>> begin Raw records
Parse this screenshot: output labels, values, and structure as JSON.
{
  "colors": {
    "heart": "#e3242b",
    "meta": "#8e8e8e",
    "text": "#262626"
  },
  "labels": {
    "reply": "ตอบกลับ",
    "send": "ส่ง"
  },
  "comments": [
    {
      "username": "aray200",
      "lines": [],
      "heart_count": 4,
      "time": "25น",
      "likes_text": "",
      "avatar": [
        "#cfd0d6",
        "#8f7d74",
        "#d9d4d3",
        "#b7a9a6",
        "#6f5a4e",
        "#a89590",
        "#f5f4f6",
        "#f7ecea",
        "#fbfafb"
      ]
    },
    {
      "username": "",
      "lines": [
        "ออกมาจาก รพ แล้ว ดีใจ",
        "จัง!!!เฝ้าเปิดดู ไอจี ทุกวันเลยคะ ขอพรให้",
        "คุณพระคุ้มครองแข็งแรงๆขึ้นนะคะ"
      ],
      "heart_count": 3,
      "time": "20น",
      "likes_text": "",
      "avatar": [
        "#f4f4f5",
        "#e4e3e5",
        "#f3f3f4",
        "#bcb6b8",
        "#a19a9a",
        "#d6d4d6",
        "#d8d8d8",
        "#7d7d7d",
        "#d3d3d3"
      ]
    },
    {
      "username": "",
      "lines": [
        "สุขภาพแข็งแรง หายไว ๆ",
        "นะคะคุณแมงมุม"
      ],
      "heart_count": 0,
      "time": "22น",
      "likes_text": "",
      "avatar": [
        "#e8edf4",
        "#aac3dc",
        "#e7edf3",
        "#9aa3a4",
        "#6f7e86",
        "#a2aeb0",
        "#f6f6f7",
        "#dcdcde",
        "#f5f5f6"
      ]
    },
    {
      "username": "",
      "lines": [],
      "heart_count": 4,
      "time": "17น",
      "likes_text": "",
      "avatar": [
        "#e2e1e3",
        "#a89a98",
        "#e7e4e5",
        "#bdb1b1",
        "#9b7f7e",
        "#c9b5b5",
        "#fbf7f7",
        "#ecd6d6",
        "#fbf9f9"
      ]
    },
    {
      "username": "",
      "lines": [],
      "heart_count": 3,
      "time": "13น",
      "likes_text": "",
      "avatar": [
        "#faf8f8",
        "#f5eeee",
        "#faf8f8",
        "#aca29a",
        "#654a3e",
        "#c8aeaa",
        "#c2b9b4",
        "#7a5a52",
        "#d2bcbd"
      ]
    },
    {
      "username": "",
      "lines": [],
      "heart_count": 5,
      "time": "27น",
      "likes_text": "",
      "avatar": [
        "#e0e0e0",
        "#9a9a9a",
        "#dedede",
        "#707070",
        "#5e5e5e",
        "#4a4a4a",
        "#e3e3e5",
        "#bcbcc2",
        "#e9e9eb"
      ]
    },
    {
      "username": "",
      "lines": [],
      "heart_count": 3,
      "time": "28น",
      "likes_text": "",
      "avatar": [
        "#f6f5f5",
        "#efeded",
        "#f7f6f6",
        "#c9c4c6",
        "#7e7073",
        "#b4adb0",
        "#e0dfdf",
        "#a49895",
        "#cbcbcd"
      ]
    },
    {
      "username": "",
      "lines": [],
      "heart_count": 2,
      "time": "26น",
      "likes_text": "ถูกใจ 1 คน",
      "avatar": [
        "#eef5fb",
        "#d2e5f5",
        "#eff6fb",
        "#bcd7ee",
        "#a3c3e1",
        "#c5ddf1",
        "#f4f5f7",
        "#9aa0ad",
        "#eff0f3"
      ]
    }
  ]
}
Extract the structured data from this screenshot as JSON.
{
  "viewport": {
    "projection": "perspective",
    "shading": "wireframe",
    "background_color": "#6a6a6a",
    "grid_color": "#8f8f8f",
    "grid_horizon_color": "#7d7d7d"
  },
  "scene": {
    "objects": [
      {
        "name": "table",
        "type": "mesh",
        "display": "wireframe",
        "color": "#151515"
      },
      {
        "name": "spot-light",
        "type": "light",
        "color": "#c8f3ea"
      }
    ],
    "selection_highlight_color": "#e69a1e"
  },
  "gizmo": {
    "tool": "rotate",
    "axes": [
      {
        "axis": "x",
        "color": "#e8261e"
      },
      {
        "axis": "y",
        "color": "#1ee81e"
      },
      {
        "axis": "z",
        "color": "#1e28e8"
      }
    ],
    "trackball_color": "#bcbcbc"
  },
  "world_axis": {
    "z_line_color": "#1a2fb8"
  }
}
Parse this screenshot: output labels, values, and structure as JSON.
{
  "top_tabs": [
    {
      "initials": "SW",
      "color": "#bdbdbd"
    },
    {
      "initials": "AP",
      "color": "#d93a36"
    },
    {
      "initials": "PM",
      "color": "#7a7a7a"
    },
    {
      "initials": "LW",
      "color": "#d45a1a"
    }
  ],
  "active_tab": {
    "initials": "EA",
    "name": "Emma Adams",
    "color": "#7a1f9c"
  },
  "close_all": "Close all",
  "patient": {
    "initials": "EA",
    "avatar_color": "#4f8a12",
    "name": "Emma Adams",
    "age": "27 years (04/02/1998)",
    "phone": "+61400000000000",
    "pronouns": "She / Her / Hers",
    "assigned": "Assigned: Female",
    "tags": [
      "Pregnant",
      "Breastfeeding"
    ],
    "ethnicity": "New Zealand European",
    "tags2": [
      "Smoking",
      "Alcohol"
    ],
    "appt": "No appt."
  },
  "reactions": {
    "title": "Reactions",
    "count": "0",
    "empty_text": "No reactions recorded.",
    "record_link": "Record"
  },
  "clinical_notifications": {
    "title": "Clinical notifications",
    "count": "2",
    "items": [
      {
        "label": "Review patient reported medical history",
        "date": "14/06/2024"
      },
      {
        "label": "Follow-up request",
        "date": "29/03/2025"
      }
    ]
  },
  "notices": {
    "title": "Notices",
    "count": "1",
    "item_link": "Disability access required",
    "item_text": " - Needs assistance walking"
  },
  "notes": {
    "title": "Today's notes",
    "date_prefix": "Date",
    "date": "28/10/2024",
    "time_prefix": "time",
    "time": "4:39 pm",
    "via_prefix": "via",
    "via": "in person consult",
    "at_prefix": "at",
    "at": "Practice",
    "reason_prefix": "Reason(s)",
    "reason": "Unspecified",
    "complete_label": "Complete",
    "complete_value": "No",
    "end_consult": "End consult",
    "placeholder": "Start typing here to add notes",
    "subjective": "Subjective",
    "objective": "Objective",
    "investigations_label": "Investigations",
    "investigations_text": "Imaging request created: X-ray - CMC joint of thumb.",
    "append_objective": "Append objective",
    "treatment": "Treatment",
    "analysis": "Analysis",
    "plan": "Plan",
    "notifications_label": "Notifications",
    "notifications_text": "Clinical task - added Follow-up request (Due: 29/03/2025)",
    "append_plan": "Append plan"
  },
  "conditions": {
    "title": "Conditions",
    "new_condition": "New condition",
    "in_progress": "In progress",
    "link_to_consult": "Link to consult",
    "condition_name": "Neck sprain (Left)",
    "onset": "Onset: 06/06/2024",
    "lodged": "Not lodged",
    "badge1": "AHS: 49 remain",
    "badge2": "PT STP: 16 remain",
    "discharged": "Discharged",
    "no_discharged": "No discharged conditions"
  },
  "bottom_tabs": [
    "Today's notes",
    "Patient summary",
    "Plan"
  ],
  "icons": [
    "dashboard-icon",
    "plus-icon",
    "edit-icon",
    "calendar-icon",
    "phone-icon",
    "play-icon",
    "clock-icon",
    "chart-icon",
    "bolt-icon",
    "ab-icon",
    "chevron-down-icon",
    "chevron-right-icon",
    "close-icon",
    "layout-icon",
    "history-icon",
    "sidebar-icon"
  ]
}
>> end Raw records
Set down each entry again, unchanged.

Parse this screenshot: output labels, values, and structure as JSON.
{
  "colors": {
    "heart": "#e3242b",
    "meta": "#8e8e8e",
    "text": "#262626"
  },
  "labels": {
    "reply": "ตอบกลับ",
    "send": "ส่ง"
  },
  "comments": [
    {
      "username": "aray200",
      "lines": [],
      "heart_count": 4,
      "time": "25น",
      "likes_text": "",
      "avatar": [
        "#cfd0d6",
        "#8f7d74",
        "#d9d4d3",
        "#b7a9a6",
        "#6f5a4e",
        "#a89590",
        "#f5f4f6",
        "#f7ecea",
        "#fbfafb"
      ]
    },
    {
      "username": "",
      "lines": [
        "ออกมาจาก รพ แล้ว ดีใจ",
        "จัง!!!เฝ้าเปิดดู ไอจี ทุกวันเลยคะ ขอพรให้",
        "คุณพระคุ้มครองแข็งแรงๆขึ้นนะคะ"
      ],
      "heart_count": 3,
      "time": "20น",
      "likes_text": "",
      "avatar": [
        "#f4f4f5",
        "#e4e3e5",
        "#f3f3f4",
        "#bcb6b8",
        "#a19a9a",
        "#d6d4d6",
        "#d8d8d8",
        "#7d7d7d",
        "#d3d3d3"
      ]
    },
    {
      "username": "",
      "lines": [
        "สุขภาพแข็งแรง หายไว ๆ",
        "นะคะคุณแมงมุม"
      ],
      "heart_count": 0,
      "time": "22น",
      "likes_text": "",
      "avatar": [
        "#e8edf4",
        "#aac3dc",
        "#e7edf3",
        "#9aa3a4",
        "#6f7e86",
        "#a2aeb0",
        "#f6f6f7",
        "#dcdcde",
        "#f5f5f6"
      ]
    },
    {
      "username": "",
      "lines": [],
      "heart_count": 4,
      "time": "17น",
      "likes_text": "",
      "avatar": [
        "#e2e1e3",
        "#a89a98",
        "#e7e4e5",
        "#bdb1b1",
        "#9b7f7e",
        "#c9b5b5",
        "#fbf7f7",
        "#ecd6d6",
        "#fbf9f9"
      ]
    },
    {
      "username": "",
      "lines": [],
      "heart_count": 3,
      "time": "13น",
      "likes_text": "",
      "avatar": [
        "#faf8f8",
        "#f5eeee",
        "#faf8f8",
        "#aca29a",
        "#654a3e",
        "#c8aeaa",
        "#c2b9b4",
        "#7a5a52",
        "#d2bcbd"
      ]
    },
    {
      "username": "",
      "lines": [],
      "heart_count": 5,
      "time": "27น",
      "likes_text": "",
      "avatar": [
        "#e0e0e0",
        "#9a9a9a",
        "#dedede",
        "#707070",
        "#5e5e5e",
        "#4a4a4a",
        "#e3e3e5",
        "#bcbcc2",
        "#e9e9eb"
      ]
    },
    {
      "username": "",
      "lines": [],
      "heart_count": 3,
      "time": "28น",
      "likes_text": "",
      "avatar": [
        "#f6f5f5",
        "#efeded",
        "#f7f6f6",
        "#c9c4c6",
        "#7e7073",
        "#b4adb0",
        "#e0dfdf",
        "#a49895",
        "#cbcbcd"
      ]
    },
    {
      "username": "",
      "lines": [],
      "heart_count": 2,
      "time": "26น",
      "likes_text": "ถูกใจ 1 คน",
      "avatar": [
        "#eef5fb",
        "#d2e5f5",
        "#eff6fb",
        "#bcd7ee",
        "#a3c3e1",
        "#c5ddf1",
        "#f4f5f7",
        "#9aa0ad",
        "#eff0f3"
      ]
    }
  ]
}
Extract the structured data from this screenshot as JSON.
{
  "viewport": {
    "projection": "perspective",
    "shading": "wireframe",
    "background_color": "#6a6a6a",
    "grid_color": "#8f8f8f",
    "grid_horizon_color": "#7d7d7d"
  },
  "scene": {
    "objects": [
      {
        "name": "table",
        "type": "mesh",
        "display": "wireframe",
        "color": "#151515"
      },
      {
        "name": "spot-light",
        "type": "light",
        "color": "#c8f3ea"
      }
    ],
    "selection_highlight_color": "#e69a1e"
  },
  "gizmo": {
    "tool": "rotate",
    "axes": [
      {
        "axis": "x",
        "color": "#e8261e"
      },
      {
        "axis": "y",
        "color": "#1ee81e"
      },
      {
        "axis": "z",
        "color": "#1e28e8"
      }
    ],
    "trackball_color": "#bcbcbc"
  },
  "world_axis": {
    "z_line_color": "#1a2fb8"
  }
}
Parse this screenshot: output labels, values, and structure as JSON.
{
  "top_tabs": [
    {
      "initials": "SW",
      "color": "#bdbdbd"
    },
    {
      "initials": "AP",
      "color": "#d93a36"
    },
    {
      "initials": "PM",
      "color": "#7a7a7a"
    },
    {
      "initials": "LW",
      "color": "#d45a1a"
    }
  ],
  "active_tab": {
    "initials": "EA",
    "name": "Emma Adams",
    "color": "#7a1f9c"
  },
  "close_all": "Close all",
  "patient": {
    "initials": "EA",
    "avatar_color": "#4f8a12",
    "name": "Emma Adams",
    "age": "27 years (04/02/1998)",
    "phone": "+61400000000000",
    "pronouns": "She / Her / Hers",
    "assigned": "Assigned: Female",
    "tags": [
      "Pregnant",
      "Breastfeeding"
    ],
    "ethnicity": "New Zealand European",
    "tags2": [
      "Smoking",
      "Alcohol"
    ],
    "appt": "No appt."
  },
  "reactions": {
    "title": "Reactions",
    "count": "0",
    "empty_text": "No reactions recorded.",
    "record_link": "Record"
  },
  "clinical_notifications": {
    "title": "Clinical notifications",
    "count": "2",
    "items": [
      {
        "label": "Review patient reported medical history",
        "date": "14/06/2024"
      },
      {
        "label": "Follow-up request",
        "date": "29/03/2025"
      }
    ]
  },
  "notices": {
    "title": "Notices",
    "count": "1",
    "item_link": "Disability access required",
    "item_text": " - Needs assistance walking"
  },
  "notes": {
    "title": "Today's notes",
    "date_prefix": "Date",
    "date": "28/10/2024",
    "time_prefix": "time",
    "time": "4:39 pm",
    "via_prefix": "via",
    "via": "in person consult",
    "at_prefix": "at",
    "at": "Practice",
    "reason_prefix": "Reason(s)",
    "reason": "Unspecified",
    "complete_label": "Complete",
    "complete_value": "No",
    "end_consult": "End consult",
    "placeholder": "Start typing here to add notes",
    "subjective": "Subjective",
    "objective": "Objective",
    "investigations_label": "Investigations",
    "investigations_text": "Imaging request created: X-ray - CMC joint of thumb.",
    "append_objective": "Append objective",
    "treatment": "Treatment",
    "analysis": "Analysis",
    "plan": "Plan",
    "notifications_label": "Notifications",
    "notifications_text": "Clinical task - added Follow-up request (Due: 29/03/2025)",
    "append_plan": "Append plan"
  },
  "conditions": {
    "title": "Conditions",
    "new_condition": "New condition",
    "in_progress": "In progress",
    "link_to_consult": "Link to consult",
    "condition_name": "Neck sprain (Left)",
    "onset": "Onset: 06/06/2024",
    "lodged": "Not lodged",
    "badge1": "AHS: 49 remain",
    "badge2": "PT STP: 16 remain",
    "discharged": "Discharged",
    "no_discharged": "No discharged conditions"
  },
  "bottom_tabs": [
    "Today's notes",
    "Patient summary",
    "Plan"
  ],
  "icons": [
    "dashboard-icon",
    "plus-icon",
    "edit-icon",
    "calendar-icon",
    "phone-icon",
    "play-icon",
    "clock-icon",
    "chart-icon",
    "bolt-icon",
    "ab-icon",
    "chevron-down-icon",
    "chevron-right-icon",
    "close-icon",
    "layout-icon",
    "history-icon",
    "sidebar-icon"
  ]
}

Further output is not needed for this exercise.